Saved entries ::
◇ ◇ ◇ ◇
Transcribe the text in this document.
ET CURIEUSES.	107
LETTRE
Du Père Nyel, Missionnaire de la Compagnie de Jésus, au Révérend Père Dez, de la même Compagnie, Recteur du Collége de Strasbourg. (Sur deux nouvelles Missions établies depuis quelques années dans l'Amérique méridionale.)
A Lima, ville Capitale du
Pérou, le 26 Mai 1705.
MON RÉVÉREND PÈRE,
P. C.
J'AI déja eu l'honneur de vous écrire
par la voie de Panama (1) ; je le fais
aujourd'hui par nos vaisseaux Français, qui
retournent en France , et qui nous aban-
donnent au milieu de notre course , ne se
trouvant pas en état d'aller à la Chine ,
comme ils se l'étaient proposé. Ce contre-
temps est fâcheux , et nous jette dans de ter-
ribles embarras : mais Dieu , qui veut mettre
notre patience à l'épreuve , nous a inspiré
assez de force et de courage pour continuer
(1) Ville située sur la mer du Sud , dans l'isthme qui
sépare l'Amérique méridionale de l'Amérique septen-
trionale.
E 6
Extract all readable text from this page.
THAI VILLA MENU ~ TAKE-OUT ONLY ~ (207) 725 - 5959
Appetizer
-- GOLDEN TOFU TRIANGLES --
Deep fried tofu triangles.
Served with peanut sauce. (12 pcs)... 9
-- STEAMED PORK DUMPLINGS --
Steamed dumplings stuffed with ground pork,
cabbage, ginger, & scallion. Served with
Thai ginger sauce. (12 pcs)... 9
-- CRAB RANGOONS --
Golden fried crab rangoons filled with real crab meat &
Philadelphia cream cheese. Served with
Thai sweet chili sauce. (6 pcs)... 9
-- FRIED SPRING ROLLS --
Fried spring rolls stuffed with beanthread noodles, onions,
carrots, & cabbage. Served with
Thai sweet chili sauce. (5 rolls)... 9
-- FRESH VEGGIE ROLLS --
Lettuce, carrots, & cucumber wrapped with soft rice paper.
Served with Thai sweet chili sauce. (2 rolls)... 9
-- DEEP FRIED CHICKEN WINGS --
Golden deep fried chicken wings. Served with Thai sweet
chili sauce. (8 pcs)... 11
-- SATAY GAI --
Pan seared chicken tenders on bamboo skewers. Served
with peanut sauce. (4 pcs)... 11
◇ ◇ ◇ ◇
GIVEN EXERCISE :: Collect from the data above every line that includes "text".

RESULT BELOW ::
Transcribe the text in this document.
Extract all readable text from this page.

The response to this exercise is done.